Using the mailing-list message below, explain why Jeff Davis opposes changing the documentation to say that identifiers may contain any non-ASCII character. Answer in one to three sentences.
━━━ SOURCE TEXT
Re: Inaccurate documentation about identifiers

From: raf <raf(at)raf(dot)org>
To: pgsql-bugs(at)lists(dot)postgresql(dot)org
Subject: Re: Inaccurate documentation about identifiers
Date: 2022-11-17 22:47:32
Message-ID: Y3a6BMoEzbcZ0rEy@raf.org
Views: Raw Message | Whole Thread | Download mbox | Resend email
Thread:
Lists: pgsql-bugs

On Thu, Nov 17, 2022 at 03:01:10PM -0500, Tom Lane <tgl(at)sss(dot)pgh(dot)pa(dot)us> wrote:

> Jeff Davis <pgsql(at)j-davis(dot)com> writes:
> > On Wed, 2022-11-16 at 08:36 -0500, Brennan Vincent wrote:
> >> However, it seems that all non-ASCII characters are considered
> >> "letters"
>
> > You're correct: it seems to allow any byte with the high bit set;
> > including, for example, a zero-width space.
>
> Yes, see scan.l:
>
> ident_start [A-Za-z\200-\377_]
> ident_cont [A-Za-z\200-\377_0-9\$]
>
> identifier {ident_start}{ident_cont}*
>
> > I don't think we want to change the documentation here, because that
> > would amount to a promise that we support such identifiers forever.
━━━━━━
━━━ RECORDS SHOWN
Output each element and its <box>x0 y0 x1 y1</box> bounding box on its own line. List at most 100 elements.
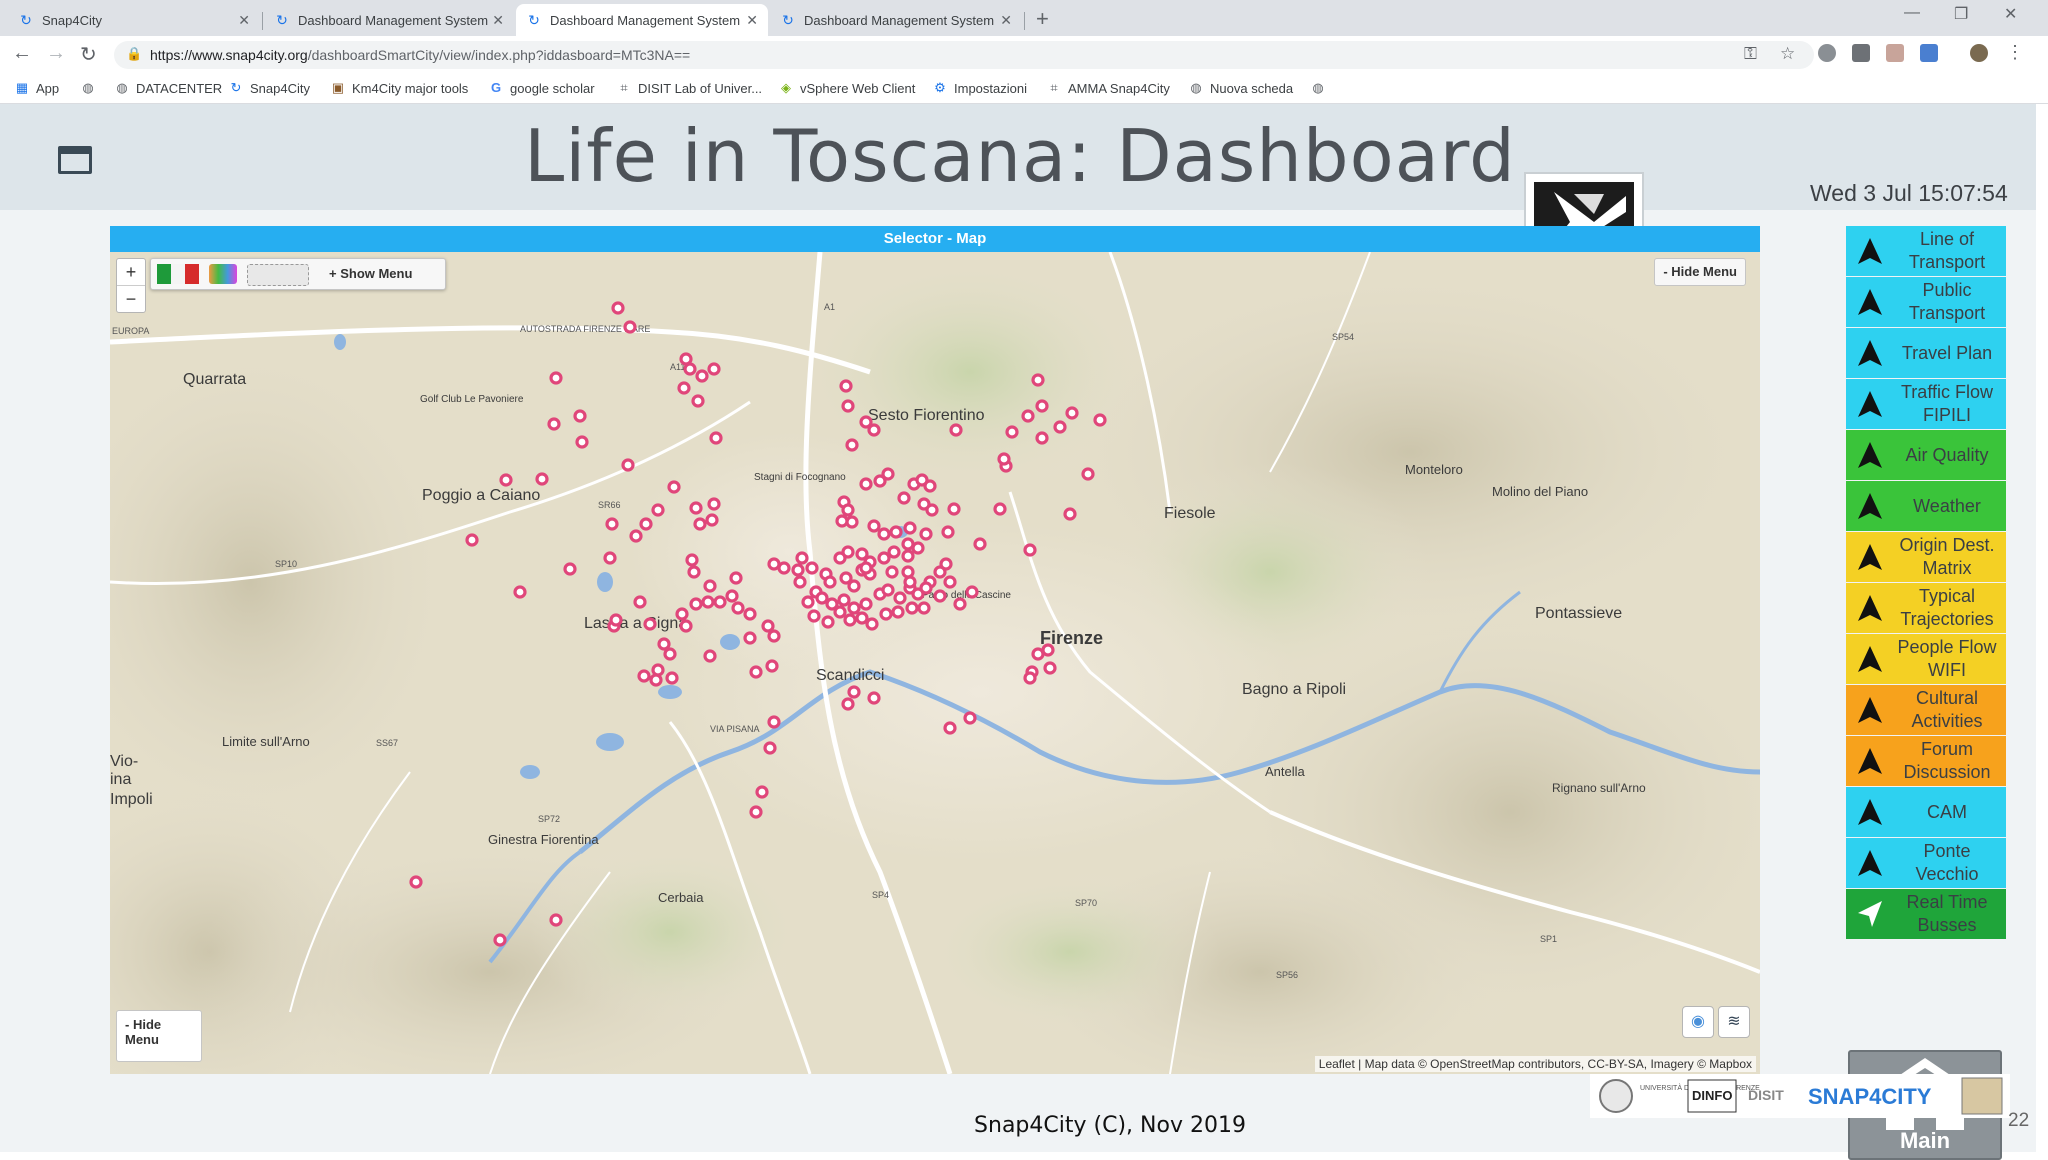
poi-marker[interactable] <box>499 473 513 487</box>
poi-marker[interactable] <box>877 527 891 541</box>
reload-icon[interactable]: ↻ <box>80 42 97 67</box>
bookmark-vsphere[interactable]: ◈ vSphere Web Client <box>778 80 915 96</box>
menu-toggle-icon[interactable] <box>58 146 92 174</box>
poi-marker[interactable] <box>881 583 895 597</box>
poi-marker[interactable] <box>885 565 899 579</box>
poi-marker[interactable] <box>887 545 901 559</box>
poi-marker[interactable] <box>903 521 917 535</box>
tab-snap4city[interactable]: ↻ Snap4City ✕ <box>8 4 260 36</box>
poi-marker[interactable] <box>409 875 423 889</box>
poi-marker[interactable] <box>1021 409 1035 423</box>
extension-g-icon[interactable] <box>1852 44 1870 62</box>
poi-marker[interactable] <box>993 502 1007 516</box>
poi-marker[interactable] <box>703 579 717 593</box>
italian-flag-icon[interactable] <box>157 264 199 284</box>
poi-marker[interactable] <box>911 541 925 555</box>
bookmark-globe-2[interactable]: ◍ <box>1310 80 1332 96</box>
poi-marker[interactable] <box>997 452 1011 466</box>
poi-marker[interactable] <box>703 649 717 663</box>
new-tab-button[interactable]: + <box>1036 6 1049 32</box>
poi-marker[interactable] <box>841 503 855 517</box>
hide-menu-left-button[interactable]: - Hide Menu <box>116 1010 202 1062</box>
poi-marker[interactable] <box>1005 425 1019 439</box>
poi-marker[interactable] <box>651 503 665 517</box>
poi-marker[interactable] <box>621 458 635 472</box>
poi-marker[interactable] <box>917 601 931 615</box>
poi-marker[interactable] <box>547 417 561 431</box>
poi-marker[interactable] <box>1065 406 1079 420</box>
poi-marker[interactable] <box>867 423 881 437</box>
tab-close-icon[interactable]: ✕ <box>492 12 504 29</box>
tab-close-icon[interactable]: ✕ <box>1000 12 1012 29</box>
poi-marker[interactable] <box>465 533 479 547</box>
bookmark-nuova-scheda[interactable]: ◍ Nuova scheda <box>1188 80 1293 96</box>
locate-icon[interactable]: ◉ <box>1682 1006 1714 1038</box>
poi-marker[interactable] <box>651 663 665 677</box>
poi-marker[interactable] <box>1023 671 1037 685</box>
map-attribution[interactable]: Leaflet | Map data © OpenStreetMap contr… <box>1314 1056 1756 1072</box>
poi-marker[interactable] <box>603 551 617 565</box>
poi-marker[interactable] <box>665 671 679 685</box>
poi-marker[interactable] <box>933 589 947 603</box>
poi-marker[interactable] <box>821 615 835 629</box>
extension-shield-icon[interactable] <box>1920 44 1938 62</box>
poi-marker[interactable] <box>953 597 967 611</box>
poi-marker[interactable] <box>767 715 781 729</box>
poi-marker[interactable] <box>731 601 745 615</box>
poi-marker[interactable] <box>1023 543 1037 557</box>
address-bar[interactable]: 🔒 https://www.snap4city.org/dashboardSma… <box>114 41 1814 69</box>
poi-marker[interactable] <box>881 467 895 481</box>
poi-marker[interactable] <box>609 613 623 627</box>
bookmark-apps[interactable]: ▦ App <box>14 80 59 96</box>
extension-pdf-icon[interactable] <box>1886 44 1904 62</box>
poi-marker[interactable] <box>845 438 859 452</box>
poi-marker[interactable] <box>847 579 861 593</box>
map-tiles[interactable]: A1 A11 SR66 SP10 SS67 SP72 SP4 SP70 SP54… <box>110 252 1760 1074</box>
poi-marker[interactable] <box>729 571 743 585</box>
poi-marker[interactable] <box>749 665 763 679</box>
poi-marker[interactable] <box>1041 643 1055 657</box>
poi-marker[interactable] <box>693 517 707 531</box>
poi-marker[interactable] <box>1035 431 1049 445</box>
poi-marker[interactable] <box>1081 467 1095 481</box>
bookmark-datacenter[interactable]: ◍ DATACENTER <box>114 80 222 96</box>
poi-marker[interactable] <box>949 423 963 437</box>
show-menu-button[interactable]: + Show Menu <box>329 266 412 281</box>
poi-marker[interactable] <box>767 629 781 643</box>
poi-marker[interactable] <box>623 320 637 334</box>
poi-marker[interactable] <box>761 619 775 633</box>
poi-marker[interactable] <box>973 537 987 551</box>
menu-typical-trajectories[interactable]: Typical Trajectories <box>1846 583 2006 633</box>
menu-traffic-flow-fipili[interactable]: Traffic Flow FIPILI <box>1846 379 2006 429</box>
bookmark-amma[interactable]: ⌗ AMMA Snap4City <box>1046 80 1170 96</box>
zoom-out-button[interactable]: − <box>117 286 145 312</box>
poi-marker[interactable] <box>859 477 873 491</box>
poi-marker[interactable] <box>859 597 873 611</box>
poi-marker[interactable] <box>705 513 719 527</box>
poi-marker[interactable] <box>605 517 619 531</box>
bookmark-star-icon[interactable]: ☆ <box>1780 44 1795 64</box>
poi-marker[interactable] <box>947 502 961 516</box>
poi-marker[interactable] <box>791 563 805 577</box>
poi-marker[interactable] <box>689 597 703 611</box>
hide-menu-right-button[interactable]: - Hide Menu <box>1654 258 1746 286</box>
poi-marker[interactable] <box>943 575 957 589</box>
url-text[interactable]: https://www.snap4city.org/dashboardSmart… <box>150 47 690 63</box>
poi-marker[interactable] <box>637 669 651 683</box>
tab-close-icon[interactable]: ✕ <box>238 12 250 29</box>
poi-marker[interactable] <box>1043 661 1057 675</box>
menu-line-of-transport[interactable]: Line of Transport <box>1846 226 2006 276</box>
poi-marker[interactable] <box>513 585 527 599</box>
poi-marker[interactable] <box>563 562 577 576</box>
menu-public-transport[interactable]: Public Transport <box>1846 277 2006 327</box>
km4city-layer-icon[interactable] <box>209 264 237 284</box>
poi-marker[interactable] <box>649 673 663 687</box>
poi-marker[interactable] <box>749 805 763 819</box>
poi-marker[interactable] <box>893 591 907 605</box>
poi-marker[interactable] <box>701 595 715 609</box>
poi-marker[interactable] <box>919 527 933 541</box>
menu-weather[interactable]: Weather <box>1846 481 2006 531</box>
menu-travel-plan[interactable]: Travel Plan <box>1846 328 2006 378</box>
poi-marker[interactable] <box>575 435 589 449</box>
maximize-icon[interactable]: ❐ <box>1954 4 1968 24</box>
━━━━━━
▸ **THE OUTPUT**: Jeff Davis does not want the documentation changed because stating that such identifiers are allowed would amount to a promise that they will be supported forever. The scanner does currently accept any byte with the high bit set, but writing that into the documentation would commit the project to keeping that behavior.